(Entries with figure data)
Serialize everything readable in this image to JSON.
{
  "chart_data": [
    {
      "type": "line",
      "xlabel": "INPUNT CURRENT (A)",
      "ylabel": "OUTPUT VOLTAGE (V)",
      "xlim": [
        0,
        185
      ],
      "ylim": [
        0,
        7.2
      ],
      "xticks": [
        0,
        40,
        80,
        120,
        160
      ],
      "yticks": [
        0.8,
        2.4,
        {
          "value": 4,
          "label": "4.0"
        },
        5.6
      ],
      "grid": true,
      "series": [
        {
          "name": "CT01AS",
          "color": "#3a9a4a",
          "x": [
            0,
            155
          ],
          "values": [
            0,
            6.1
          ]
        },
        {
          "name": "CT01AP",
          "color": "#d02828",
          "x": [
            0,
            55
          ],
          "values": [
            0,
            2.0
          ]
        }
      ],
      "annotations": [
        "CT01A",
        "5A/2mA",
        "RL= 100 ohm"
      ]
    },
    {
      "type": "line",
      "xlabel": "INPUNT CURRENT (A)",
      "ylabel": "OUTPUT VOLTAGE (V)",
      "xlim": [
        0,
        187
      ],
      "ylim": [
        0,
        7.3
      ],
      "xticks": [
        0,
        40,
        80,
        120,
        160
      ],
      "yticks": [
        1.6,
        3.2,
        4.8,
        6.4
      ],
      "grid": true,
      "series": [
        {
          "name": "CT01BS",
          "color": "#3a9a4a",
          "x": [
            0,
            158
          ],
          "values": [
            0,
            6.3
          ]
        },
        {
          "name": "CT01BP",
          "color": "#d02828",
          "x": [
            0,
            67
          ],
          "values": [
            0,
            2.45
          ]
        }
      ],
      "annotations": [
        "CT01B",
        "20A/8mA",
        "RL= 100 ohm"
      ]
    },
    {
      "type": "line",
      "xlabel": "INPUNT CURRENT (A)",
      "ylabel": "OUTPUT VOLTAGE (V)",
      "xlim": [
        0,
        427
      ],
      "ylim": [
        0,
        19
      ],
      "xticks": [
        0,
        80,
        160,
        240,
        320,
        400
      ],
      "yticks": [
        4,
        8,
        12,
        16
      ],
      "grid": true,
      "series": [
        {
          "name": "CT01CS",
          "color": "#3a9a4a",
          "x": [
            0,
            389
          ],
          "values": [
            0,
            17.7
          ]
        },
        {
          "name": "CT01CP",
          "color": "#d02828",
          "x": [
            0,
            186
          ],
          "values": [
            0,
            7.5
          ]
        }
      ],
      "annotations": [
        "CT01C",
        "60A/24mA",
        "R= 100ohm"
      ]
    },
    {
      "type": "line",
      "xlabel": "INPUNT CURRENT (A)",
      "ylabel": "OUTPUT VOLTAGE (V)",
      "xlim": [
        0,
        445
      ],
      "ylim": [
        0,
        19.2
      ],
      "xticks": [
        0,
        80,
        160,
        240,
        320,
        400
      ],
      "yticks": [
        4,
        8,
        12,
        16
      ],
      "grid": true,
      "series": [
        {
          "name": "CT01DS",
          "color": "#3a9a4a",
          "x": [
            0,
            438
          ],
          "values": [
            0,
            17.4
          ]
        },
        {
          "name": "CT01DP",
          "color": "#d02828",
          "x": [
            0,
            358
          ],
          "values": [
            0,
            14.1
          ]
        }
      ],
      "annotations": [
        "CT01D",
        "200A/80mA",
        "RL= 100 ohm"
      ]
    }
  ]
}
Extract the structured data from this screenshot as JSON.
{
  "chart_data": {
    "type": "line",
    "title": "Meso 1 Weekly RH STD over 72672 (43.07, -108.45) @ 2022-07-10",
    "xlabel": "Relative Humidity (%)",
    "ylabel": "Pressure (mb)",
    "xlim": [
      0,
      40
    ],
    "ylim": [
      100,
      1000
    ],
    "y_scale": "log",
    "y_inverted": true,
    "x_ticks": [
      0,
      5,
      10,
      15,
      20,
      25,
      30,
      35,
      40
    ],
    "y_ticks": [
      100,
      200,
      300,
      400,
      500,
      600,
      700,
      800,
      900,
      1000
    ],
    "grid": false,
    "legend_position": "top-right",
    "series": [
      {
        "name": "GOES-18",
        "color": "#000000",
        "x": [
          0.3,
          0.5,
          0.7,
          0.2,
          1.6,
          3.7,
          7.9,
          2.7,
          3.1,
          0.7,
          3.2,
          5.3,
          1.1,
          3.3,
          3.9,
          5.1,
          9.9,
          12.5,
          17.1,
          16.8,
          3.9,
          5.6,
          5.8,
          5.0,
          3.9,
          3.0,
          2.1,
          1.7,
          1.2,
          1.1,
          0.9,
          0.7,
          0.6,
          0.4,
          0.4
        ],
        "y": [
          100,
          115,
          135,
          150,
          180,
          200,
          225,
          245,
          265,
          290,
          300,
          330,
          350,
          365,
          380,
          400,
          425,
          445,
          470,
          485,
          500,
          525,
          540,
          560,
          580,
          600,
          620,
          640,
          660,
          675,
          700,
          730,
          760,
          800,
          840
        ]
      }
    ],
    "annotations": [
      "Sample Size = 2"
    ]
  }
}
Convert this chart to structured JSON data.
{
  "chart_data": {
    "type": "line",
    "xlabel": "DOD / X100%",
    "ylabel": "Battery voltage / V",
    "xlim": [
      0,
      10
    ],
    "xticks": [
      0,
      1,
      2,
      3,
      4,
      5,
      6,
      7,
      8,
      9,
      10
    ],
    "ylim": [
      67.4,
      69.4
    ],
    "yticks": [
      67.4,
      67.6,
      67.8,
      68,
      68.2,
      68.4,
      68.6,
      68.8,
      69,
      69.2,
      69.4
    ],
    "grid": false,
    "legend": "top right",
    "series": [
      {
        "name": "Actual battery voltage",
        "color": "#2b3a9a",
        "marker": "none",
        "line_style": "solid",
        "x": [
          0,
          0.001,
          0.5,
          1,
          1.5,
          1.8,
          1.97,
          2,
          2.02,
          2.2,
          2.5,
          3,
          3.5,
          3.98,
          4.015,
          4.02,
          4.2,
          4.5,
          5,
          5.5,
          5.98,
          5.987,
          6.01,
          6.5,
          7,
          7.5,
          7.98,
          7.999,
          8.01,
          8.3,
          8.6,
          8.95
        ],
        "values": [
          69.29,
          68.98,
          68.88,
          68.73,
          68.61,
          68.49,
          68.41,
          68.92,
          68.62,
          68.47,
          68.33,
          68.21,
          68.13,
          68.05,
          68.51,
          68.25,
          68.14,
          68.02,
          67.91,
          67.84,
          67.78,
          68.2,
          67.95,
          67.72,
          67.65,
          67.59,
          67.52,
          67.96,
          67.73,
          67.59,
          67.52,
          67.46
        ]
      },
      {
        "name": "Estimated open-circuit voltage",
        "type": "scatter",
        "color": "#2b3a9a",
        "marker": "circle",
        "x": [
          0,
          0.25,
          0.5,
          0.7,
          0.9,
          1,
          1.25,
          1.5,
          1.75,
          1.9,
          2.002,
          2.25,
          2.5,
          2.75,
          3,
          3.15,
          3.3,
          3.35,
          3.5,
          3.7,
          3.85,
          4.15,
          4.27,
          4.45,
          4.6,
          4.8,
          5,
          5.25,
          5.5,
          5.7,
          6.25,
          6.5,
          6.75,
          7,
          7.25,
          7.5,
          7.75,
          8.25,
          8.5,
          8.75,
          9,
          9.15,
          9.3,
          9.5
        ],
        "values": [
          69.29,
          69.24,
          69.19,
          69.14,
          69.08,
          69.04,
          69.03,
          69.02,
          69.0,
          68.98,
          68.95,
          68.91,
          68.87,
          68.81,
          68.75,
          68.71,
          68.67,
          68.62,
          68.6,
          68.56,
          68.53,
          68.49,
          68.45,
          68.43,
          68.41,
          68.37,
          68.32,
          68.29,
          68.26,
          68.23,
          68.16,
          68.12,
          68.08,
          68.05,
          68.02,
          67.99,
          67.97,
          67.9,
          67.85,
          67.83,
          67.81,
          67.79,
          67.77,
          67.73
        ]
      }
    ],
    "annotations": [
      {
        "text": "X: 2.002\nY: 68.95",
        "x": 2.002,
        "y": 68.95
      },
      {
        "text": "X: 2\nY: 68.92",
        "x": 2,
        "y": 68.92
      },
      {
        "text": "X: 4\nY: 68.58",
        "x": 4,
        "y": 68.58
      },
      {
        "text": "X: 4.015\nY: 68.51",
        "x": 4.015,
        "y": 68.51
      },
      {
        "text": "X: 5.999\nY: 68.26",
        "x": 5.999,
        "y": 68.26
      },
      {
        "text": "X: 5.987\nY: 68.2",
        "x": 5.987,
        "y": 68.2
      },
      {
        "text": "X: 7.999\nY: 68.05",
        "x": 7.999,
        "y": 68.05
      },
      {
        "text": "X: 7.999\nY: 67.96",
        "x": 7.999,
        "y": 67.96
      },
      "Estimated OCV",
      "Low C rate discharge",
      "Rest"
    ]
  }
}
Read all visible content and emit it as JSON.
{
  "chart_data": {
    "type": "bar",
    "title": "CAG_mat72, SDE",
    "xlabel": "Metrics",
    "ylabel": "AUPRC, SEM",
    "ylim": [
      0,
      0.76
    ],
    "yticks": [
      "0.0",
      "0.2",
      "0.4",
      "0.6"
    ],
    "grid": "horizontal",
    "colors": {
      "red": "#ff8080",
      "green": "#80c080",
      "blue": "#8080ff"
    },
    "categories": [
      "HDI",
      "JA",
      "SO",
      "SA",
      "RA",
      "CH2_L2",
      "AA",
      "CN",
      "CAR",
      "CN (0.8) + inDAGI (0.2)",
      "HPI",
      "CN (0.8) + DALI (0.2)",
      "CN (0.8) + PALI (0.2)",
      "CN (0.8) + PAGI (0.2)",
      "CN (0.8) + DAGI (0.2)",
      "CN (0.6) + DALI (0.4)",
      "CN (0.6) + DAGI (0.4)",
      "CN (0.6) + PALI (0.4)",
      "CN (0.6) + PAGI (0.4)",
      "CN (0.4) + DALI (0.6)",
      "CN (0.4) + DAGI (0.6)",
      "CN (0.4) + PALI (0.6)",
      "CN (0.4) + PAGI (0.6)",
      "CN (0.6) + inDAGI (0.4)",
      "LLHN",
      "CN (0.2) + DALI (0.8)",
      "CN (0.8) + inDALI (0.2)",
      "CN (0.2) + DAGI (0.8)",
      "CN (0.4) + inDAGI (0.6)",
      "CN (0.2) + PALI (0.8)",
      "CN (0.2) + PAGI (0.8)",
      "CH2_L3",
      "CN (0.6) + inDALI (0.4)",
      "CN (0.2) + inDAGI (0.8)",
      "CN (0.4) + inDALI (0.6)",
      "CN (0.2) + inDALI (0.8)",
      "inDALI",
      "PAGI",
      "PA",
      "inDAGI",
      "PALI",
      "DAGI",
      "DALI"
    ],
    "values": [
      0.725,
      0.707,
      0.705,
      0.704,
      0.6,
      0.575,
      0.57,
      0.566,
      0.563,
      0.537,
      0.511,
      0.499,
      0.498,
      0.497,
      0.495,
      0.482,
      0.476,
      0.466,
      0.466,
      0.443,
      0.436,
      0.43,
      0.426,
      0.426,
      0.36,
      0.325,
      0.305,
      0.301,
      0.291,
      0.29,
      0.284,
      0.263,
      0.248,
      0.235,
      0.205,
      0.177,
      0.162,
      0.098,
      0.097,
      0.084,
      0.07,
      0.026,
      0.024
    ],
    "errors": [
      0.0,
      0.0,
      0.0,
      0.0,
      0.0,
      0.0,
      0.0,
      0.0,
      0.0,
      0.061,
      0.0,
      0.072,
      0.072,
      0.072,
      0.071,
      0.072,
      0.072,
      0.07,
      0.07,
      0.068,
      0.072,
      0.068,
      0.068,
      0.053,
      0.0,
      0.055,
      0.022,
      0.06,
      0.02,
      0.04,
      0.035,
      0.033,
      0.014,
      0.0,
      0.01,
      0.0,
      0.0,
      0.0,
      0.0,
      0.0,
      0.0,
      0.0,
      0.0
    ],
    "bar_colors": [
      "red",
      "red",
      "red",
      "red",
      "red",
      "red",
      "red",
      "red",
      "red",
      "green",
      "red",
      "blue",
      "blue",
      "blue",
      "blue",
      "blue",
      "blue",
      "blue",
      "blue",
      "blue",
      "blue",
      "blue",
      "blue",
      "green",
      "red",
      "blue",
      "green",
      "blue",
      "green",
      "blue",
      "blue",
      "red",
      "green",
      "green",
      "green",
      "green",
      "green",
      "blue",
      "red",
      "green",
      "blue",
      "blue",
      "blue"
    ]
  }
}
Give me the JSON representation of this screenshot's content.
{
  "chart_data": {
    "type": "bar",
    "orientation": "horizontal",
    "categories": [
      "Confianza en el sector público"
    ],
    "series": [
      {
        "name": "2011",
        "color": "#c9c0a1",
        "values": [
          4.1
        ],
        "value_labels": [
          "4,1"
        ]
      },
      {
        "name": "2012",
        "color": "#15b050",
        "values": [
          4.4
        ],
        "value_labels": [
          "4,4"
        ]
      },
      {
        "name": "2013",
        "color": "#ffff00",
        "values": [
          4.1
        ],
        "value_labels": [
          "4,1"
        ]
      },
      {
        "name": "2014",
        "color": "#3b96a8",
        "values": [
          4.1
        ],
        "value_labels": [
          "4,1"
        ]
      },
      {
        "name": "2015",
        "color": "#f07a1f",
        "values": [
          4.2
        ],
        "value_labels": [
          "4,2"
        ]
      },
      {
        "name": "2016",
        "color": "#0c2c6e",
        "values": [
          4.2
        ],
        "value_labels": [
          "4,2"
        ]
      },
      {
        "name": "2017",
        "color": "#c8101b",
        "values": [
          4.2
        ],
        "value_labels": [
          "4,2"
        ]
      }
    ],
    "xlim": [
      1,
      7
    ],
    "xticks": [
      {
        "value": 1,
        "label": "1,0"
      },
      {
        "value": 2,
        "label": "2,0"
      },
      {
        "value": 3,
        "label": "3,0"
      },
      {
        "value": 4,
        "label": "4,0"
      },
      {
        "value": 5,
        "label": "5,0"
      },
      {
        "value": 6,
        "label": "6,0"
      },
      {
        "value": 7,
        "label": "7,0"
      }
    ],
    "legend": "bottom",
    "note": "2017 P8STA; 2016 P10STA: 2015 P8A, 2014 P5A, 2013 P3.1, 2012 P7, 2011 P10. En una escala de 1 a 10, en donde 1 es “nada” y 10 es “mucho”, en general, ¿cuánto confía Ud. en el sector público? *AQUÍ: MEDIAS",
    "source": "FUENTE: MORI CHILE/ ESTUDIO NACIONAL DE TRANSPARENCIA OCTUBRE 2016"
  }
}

*GOAL*. How many lines in the listing above contain the string "PALI"? Answer with the number only.

*TASK OUTPUT*. 5